## SET EXERCISE
Below are records; print only the lines from the line containing "Extract the chart's" to the end, both included, reproduced exactly and without the pictures.

## RECORDS SHOWN
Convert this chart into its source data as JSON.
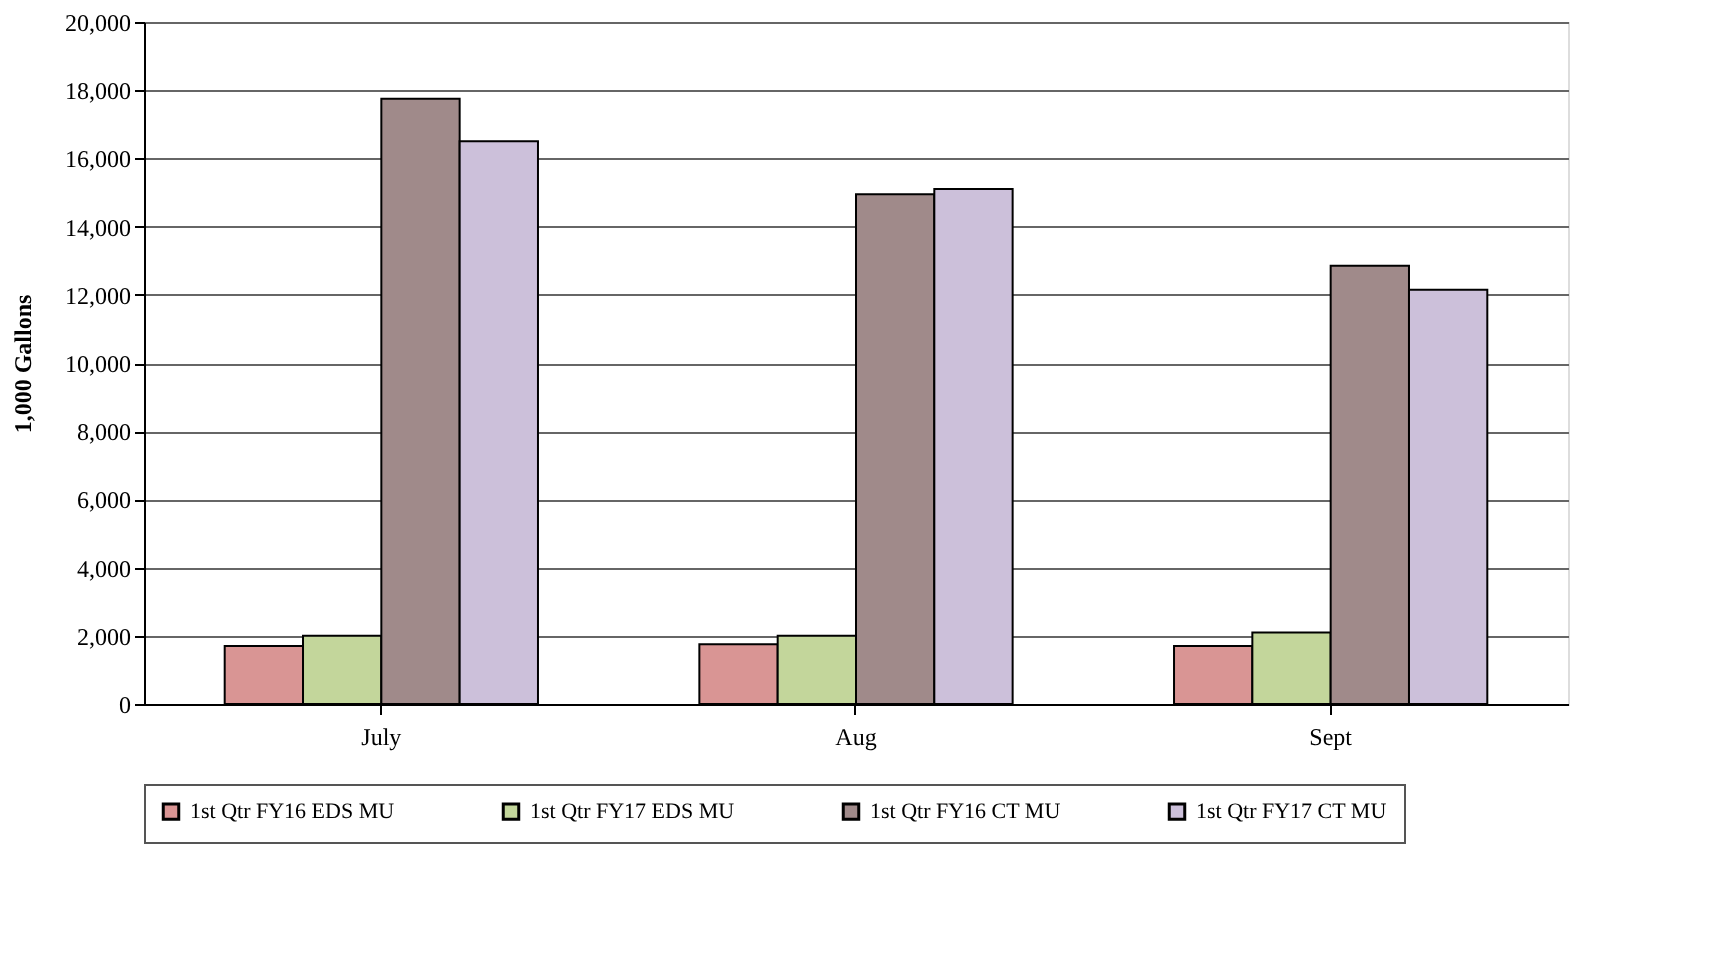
{
  "chart_data": {
    "type": "bar",
    "ylabel": "1,000 Gallons",
    "categories": [
      "July",
      "Aug",
      "Sept"
    ],
    "series": [
      {
        "name": "1st Qtr FY16 EDS MU",
        "color": "#d99594",
        "values": [
          1700,
          1750,
          1700
        ]
      },
      {
        "name": "1st Qtr FY17 EDS MU",
        "color": "#c3d69b",
        "values": [
          2000,
          2000,
          2100
        ]
      },
      {
        "name": "1st Qtr FY16 CT MU",
        "color": "#a08a8a",
        "values": [
          17750,
          14950,
          12850
        ]
      },
      {
        "name": "1st Qtr FY17 CT MU",
        "color": "#ccc0da",
        "values": [
          16500,
          15100,
          12150
        ]
      }
    ],
    "ylim": [
      0,
      20000
    ],
    "yticks": [
      0,
      {
        "value": 2000,
        "label": "2,000"
      },
      {
        "value": 4000,
        "label": "4,000"
      },
      {
        "value": 6000,
        "label": "6,000"
      },
      {
        "value": 8000,
        "label": "8,000"
      },
      {
        "value": 10000,
        "label": "10,000"
      },
      {
        "value": 12000,
        "label": "12,000"
      },
      {
        "value": 14000,
        "label": "14,000"
      },
      {
        "value": 16000,
        "label": "16,000"
      },
      {
        "value": 18000,
        "label": "18,000"
      },
      {
        "value": 20000,
        "label": "20,000"
      }
    ],
    "grid": "y",
    "legend": "bottom"
  }
}
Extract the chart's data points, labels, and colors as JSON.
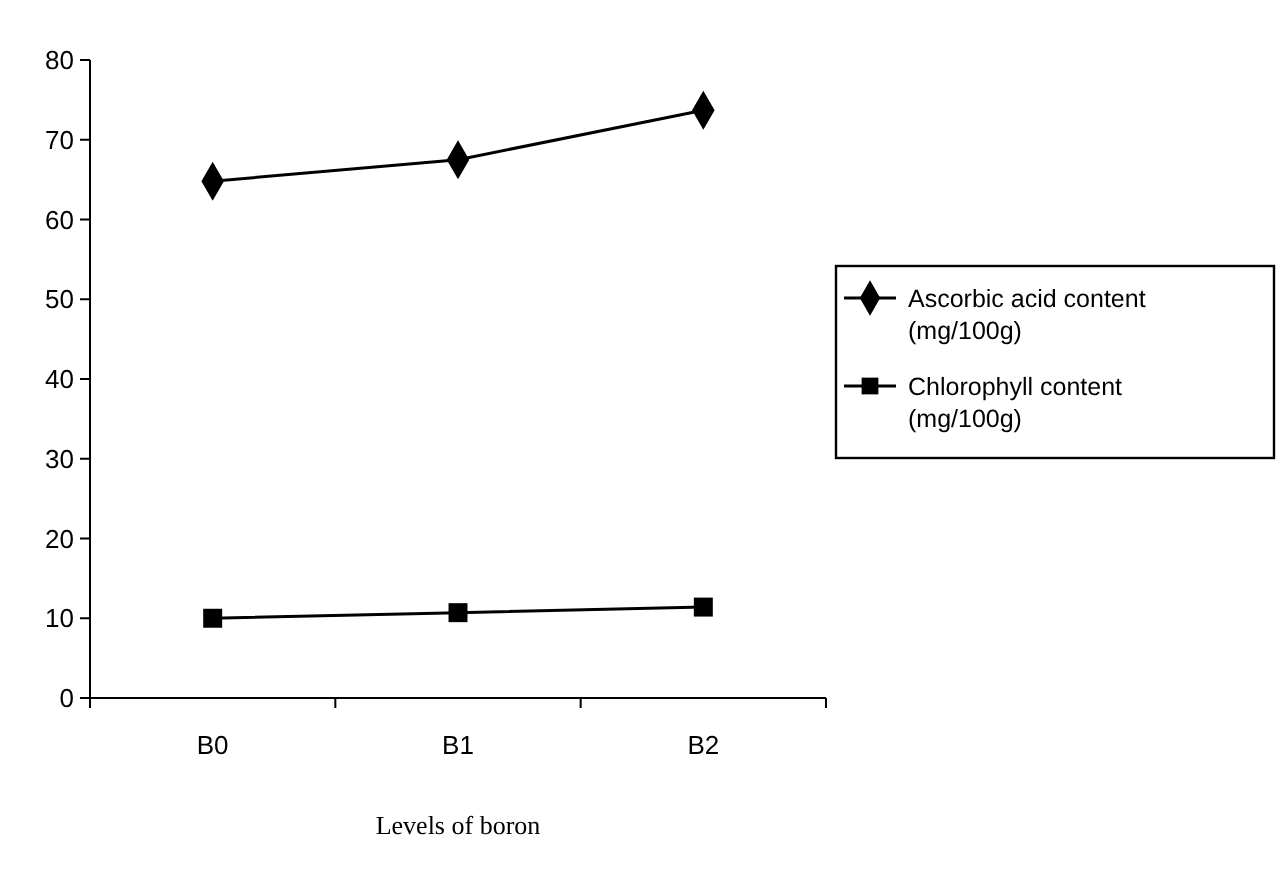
{
  "chart_data": {
    "type": "line",
    "xlabel": "Levels of boron",
    "categories": [
      "B0",
      "B1",
      "B2"
    ],
    "series": [
      {
        "name": "Ascorbic acid content (mg/100g)",
        "color": "#000000",
        "marker": "diamond",
        "values": [
          64.8,
          67.5,
          73.7
        ]
      },
      {
        "name": "Chlorophyll content (mg/100g)",
        "color": "#000000",
        "marker": "square",
        "values": [
          10.0,
          10.7,
          11.4
        ]
      }
    ],
    "ylim": [
      0,
      80
    ],
    "yticks": [
      0,
      10,
      20,
      30,
      40,
      50,
      60,
      70,
      80
    ],
    "grid": false,
    "legend": "right",
    "line_style": "solid"
  }
}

## THE COMPLETED TASK
Extract the chart's data points, labels, and colors as JSON.
{
  "chart_data": {
    "type": "line",
    "xlabel": "Levels of boron",
    "categories": [
      "B0",
      "B1",
      "B2"
    ],
    "series": [
      {
        "name": "Ascorbic acid content (mg/100g)",
        "color": "#000000",
        "marker": "diamond",
        "values": [
          64.8,
          67.5,
          73.7
        ]
      },
      {
        "name": "Chlorophyll content (mg/100g)",
        "color": "#000000",
        "marker": "square",
        "values": [
          10.0,
          10.7,
          11.4
        ]
      }
    ],
    "ylim": [
      0,
      80
    ],
    "yticks": [
      0,
      10,
      20,
      30,
      40,
      50,
      60,
      70,
      80
    ],
    "grid": false,
    "legend": "right",
    "line_style": "solid"
  }
}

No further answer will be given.